Today, people are also talking about the “woke right.” How does that fit into your worldview?

The so-called woke Right is actually the center-right, which, from my perspective, is not truly right-wing. It is globalist and part of the establishment. In Germany, for instance, we’ve seen how the center-right prefers to form pacts with the center-left rather than with the real Right. They share the same systemic worldview.

The center-right only offers an economic liberal recipe: lower taxes, fewer regulations. But on cultural, moral, and identity issues, it aligns with the left. They defend the European status quo—the very one that has led our societies to the brink of moral collapse.

As a Latin American, how do you see the European Union?

I’ve always found it hard to understand its nature. I can grasp an economic or monetary union, but not a political structure that imposes laws from above on countries with different histories, cultures, and languages. In Latin America, we have much more in common, and still, we haven’t created a supranational power to legislate over everyone. Europe’s structure sounds like pure and simple domination to me.

In the specific case of Spain, I see an aging society with an archaic media consumption habit, heavily controlled by the State. It’s shocking to see elderly women with purple-dyed hair at feminist rallies—an image that causes secondhand embarrassment. I also observe a profound sexual crisis: women deceived by feminism and men terrified by the legal consequences of engaging with them. It’s a cultural time bomb that will eventually explode politically.

What lessons do you think Europe can learn from the Milei phenomenon?

What attracts people most about Milei is his style: confrontational, clear, and unapologetic. He knows how to translate the technical language of economics into something understandable for the common person. That’s what can be imported into Spain: the style and the doctrine. But the context is different. In Argentina, we had a full-blown economic crisis that triggered his rise to power. In Spain, they won’t experience something similar—not because they manage things better, but because they don’t have monetary sovereignty. They can’t print money at will.

→ Task material:
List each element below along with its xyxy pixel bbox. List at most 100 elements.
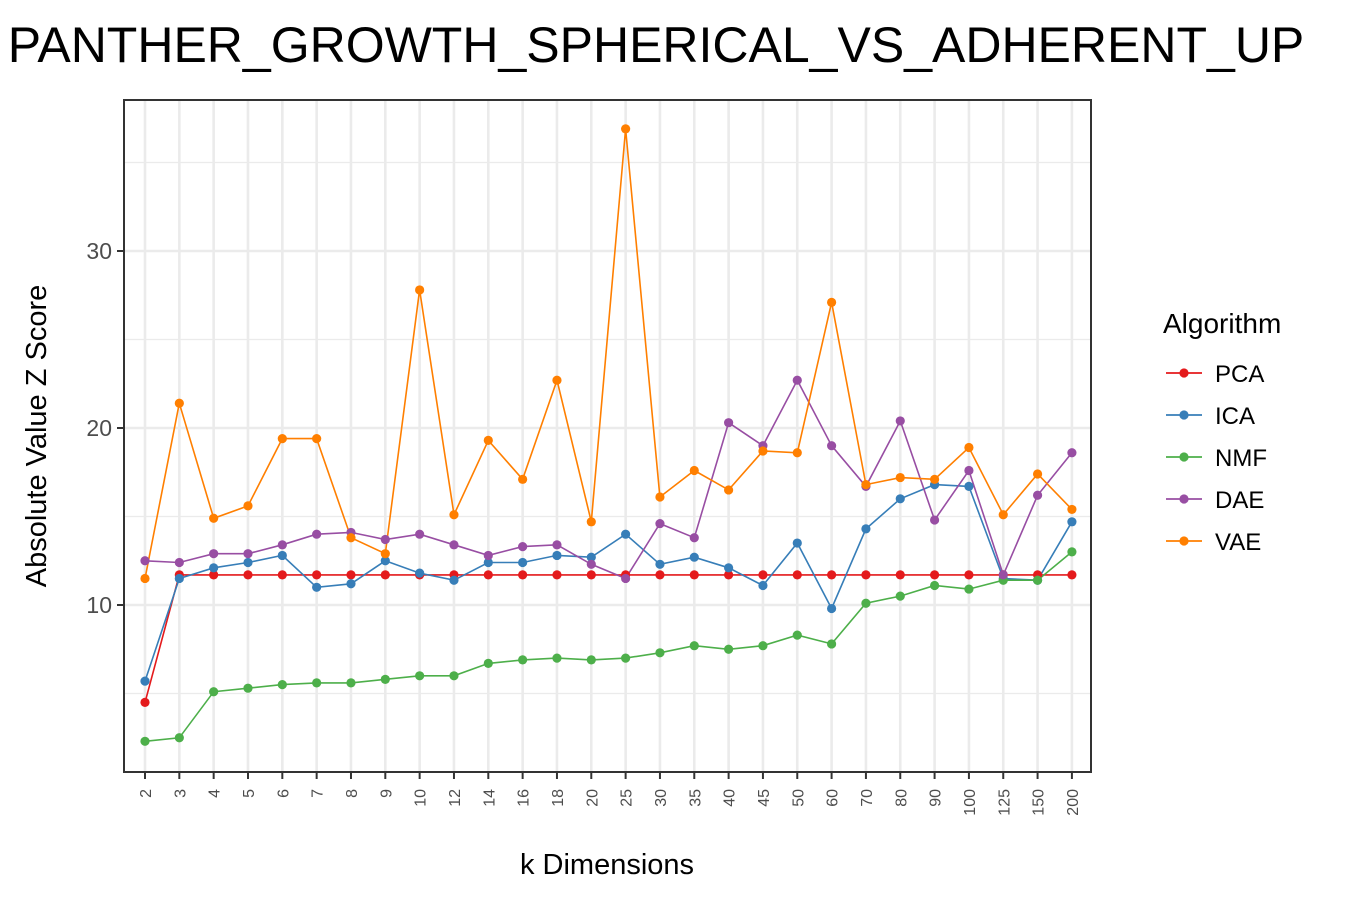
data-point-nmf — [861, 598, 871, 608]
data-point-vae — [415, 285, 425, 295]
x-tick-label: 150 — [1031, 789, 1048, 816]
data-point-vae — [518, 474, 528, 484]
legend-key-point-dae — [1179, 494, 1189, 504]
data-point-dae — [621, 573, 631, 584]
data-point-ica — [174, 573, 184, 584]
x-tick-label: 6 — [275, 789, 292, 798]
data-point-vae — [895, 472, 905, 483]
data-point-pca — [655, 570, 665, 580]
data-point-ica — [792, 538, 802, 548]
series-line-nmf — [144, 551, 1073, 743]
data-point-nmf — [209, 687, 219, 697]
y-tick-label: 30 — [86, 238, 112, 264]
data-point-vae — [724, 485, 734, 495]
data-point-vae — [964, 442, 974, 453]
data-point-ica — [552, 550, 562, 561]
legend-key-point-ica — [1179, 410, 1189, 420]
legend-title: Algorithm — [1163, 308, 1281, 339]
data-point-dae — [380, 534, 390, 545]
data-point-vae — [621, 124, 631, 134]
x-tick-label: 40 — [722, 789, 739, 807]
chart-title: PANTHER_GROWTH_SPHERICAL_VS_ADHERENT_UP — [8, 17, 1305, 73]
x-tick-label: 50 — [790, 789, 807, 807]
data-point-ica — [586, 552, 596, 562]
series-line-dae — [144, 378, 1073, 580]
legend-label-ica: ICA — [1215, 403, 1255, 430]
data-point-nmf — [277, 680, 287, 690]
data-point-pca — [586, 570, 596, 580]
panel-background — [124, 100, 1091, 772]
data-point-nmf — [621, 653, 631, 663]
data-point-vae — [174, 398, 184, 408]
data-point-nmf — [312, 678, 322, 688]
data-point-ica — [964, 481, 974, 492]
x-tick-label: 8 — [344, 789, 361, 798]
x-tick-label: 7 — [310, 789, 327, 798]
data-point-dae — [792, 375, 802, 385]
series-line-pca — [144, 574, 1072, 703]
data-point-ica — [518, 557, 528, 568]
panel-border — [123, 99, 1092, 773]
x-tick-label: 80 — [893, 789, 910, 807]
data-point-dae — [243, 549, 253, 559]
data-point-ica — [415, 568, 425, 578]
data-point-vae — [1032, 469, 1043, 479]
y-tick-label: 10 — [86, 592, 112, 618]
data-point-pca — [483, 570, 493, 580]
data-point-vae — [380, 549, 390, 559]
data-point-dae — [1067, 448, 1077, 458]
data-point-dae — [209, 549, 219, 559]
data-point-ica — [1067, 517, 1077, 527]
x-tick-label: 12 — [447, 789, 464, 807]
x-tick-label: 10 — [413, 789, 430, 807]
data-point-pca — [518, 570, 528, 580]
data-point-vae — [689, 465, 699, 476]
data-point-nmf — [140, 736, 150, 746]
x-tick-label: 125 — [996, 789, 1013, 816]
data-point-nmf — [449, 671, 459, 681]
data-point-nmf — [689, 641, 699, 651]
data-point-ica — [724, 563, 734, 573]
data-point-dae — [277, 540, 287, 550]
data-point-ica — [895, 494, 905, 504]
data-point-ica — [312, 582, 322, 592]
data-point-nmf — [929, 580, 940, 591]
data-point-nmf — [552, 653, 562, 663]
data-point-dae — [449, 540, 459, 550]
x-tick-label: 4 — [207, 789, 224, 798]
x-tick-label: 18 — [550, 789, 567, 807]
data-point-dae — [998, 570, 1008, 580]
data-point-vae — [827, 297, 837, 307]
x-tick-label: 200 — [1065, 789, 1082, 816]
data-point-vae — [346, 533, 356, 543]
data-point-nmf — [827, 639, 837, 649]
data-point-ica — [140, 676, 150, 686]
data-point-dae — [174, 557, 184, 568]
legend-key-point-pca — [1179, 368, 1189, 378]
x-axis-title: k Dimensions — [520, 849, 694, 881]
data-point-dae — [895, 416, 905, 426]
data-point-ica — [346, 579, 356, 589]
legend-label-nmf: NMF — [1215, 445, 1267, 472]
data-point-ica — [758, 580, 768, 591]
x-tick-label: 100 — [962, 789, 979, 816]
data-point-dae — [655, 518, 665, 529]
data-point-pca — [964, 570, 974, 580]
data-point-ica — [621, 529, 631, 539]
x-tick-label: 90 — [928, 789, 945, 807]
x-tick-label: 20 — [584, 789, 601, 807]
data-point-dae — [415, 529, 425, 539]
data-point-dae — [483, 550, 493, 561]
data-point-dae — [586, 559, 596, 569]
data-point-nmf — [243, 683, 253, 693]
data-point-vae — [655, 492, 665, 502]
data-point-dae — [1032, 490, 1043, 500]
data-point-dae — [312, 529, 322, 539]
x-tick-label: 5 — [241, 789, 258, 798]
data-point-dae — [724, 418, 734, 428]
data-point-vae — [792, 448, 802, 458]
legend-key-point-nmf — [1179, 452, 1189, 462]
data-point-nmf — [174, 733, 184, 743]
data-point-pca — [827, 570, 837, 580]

→ What to do:
- 1) According to the interview excerpt, what triggered Milei's rise to power in Argentina?
- 2) Output the lines of the rows between the one holding "data-point-nmf — [861, 598, 871, 608]" and the one holding "data-point-ica — [518, 557, 528, 568]", inclusive, as a Markdown table with the columns Index and Row entry. Number each line and omit blank lines.
The interview excerpt and the rows are unrelated to each other.

→ Solutions to the exercise:
- 1) A full-blown economic crisis.

- 2)
| Index | Row entry |
|---|---|
| 1 | data-point-nmf — [861, 598, 871, 608] |
| 2 | data-point-vae — [415, 285, 425, 295] |
| 3 | x-tick-label: 150 — [1031, 789, 1048, 816] |
| 4 | data-point-vae — [518, 474, 528, 484] |
| 5 | legend-key-point-dae — [1179, 494, 1189, 504] |
| 6 | data-point-dae — [621, 573, 631, 584] |
| 7 | data-point-ica — [174, 573, 184, 584] |
| 8 | x-tick-label: 6 — [275, 789, 292, 798] |
| 9 | data-point-vae — [895, 472, 905, 483] |
| 10 | data-point-pca — [655, 570, 665, 580] |
| 11 | data-point-ica — [792, 538, 802, 548] |
| 12 | series-line-nmf — [144, 551, 1073, 743] |
| 13 | data-point-nmf — [209, 687, 219, 697] |
| 14 | y-tick-label: 30 — [86, 238, 112, 264] |
| 15 | data-point-vae — [724, 485, 734, 495] |
| 16 | data-point-vae — [964, 442, 974, 453] |
| 17 | data-point-ica — [552, 550, 562, 561] |
| 18 | legend-key-point-ica — [1179, 410, 1189, 420] |
| 19 | legend-title: Algorithm — [1163, 308, 1281, 339] |
| 20 | data-point-dae — [380, 534, 390, 545] |
| 21 | data-point-vae — [621, 124, 631, 134] |
| 22 | x-tick-label: 40 — [722, 789, 739, 807] |
| 23 | chart-title: PANTHER_GROWTH_SPHERICAL_VS_ADHERENT_UP — [8, 17, 1305, 73] |
| 24 | x-tick-label: 50 — [790, 789, 807, 807] |
| 25 | data-point-ica — [586, 552, 596, 562] |
| 26 | series-line-dae — [144, 378, 1073, 580] |
| 27 | legend-label-ica: ICA — [1215, 403, 1255, 430] |
| 28 | data-point-nmf — [277, 680, 287, 690] |
| 29 | data-point-pca — [586, 570, 596, 580] |
| 30 | panel-background — [124, 100, 1091, 772] |
| 31 | data-point-nmf — [621, 653, 631, 663] |
| 32 | data-point-vae — [174, 398, 184, 408] |
| 33 | data-point-nmf — [312, 678, 322, 688] |
| 34 | data-point-ica — [964, 481, 974, 492] |
| 35 | x-tick-label: 8 — [344, 789, 361, 798] |
| 36 | x-tick-label: 7 — [310, 789, 327, 798] |
| 37 | data-point-dae — [792, 375, 802, 385] |
| 38 | series-line-pca — [144, 574, 1072, 703] |
| 39 | data-point-ica — [518, 557, 528, 568] |